Dataset entries:
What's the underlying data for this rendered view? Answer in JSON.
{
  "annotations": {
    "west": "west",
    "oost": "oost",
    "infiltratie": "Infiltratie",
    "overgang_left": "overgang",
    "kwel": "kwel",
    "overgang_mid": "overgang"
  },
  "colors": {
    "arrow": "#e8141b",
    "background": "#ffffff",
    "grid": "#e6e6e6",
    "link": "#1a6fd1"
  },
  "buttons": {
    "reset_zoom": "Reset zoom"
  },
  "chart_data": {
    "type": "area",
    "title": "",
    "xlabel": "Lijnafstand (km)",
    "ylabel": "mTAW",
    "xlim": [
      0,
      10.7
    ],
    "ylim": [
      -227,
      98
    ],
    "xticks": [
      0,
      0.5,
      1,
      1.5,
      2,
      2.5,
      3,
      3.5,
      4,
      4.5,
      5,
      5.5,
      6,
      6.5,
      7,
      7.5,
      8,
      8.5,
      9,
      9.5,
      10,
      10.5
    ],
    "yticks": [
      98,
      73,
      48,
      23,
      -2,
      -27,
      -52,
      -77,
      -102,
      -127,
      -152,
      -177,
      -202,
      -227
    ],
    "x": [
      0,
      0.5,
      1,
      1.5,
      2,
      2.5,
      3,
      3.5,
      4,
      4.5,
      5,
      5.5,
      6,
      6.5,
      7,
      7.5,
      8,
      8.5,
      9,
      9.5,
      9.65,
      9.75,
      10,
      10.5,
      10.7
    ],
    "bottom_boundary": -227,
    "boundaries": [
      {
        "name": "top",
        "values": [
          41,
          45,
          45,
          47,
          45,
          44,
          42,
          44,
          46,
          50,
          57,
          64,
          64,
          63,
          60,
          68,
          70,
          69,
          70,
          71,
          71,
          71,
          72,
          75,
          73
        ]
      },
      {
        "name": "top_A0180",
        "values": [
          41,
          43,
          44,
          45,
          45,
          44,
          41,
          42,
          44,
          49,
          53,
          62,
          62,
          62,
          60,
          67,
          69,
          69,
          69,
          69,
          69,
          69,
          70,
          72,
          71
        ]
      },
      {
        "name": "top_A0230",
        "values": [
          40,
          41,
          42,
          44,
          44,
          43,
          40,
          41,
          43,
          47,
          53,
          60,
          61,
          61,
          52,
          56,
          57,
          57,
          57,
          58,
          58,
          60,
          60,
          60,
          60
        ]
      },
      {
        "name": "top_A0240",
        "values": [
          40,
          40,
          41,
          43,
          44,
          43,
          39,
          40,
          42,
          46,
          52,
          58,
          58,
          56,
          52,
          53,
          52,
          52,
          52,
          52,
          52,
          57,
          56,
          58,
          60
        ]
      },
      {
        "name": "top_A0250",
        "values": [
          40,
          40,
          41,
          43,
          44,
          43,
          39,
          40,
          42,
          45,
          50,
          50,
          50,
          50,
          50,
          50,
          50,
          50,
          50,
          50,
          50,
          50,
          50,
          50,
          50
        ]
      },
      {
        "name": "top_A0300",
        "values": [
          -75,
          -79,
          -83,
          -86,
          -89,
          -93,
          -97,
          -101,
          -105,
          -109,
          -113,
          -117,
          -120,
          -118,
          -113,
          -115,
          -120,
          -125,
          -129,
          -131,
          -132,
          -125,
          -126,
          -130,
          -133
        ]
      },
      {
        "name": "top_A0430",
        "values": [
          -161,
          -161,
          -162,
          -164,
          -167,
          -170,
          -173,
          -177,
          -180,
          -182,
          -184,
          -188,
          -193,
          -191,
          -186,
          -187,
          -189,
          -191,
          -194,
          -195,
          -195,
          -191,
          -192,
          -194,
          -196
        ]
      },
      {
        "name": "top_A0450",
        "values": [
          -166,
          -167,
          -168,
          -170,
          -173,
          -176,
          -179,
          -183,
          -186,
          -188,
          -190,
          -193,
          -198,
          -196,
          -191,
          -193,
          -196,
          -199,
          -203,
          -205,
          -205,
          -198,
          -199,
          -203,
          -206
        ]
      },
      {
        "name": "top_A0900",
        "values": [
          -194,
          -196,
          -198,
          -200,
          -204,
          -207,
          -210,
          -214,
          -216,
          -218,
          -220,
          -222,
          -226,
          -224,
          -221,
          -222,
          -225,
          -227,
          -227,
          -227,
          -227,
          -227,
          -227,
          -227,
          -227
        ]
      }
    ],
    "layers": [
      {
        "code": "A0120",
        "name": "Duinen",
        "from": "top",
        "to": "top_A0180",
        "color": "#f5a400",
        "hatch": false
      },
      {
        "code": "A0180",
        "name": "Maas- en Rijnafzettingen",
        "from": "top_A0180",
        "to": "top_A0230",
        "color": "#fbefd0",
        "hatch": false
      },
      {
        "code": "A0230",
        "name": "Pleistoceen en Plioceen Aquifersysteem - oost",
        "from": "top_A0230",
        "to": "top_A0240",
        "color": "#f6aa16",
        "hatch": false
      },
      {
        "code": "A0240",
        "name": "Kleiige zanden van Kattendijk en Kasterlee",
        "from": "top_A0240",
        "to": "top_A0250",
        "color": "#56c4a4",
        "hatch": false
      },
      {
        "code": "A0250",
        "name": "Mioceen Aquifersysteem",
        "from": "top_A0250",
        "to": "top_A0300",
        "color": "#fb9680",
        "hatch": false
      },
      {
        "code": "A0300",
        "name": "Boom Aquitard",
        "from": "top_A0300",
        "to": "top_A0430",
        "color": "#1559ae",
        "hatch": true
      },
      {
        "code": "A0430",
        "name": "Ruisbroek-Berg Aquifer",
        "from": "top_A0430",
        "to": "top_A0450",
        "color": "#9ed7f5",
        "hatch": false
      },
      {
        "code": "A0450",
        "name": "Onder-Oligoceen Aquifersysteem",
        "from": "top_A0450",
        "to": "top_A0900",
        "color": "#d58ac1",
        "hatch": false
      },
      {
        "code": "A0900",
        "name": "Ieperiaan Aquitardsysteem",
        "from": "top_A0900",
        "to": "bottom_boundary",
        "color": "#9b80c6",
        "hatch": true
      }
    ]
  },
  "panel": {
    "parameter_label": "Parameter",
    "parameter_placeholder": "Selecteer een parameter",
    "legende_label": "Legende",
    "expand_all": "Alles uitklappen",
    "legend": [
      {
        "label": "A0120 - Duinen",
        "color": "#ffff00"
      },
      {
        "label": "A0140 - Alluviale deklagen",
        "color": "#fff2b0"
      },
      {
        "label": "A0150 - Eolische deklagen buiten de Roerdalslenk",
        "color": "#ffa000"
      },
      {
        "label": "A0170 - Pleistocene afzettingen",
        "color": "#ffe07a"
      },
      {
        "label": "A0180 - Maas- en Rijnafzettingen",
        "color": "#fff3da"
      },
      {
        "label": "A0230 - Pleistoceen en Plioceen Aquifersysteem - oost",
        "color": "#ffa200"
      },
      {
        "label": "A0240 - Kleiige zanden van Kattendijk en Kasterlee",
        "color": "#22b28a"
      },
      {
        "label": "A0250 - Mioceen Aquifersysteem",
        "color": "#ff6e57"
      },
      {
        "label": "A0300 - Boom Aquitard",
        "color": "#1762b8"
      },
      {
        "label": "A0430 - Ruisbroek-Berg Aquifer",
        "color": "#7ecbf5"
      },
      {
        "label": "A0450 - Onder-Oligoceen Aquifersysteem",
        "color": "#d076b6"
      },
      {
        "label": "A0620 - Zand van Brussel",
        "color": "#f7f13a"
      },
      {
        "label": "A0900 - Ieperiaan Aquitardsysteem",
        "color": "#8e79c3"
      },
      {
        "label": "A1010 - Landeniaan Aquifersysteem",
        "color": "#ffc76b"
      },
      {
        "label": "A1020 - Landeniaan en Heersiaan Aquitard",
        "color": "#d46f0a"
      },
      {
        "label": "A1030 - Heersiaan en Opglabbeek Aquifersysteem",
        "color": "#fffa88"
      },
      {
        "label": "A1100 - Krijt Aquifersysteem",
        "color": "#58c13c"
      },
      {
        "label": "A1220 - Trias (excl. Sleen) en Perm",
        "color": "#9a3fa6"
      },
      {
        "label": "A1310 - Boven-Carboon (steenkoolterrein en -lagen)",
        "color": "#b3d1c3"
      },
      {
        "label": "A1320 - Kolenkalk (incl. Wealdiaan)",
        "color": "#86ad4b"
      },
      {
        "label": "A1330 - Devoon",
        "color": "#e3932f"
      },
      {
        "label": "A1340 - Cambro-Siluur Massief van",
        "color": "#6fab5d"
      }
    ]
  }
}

Written request. The word "Onder" may appear on some lines of these records; state how many such lines there are, and nothing else.

The completed task. 2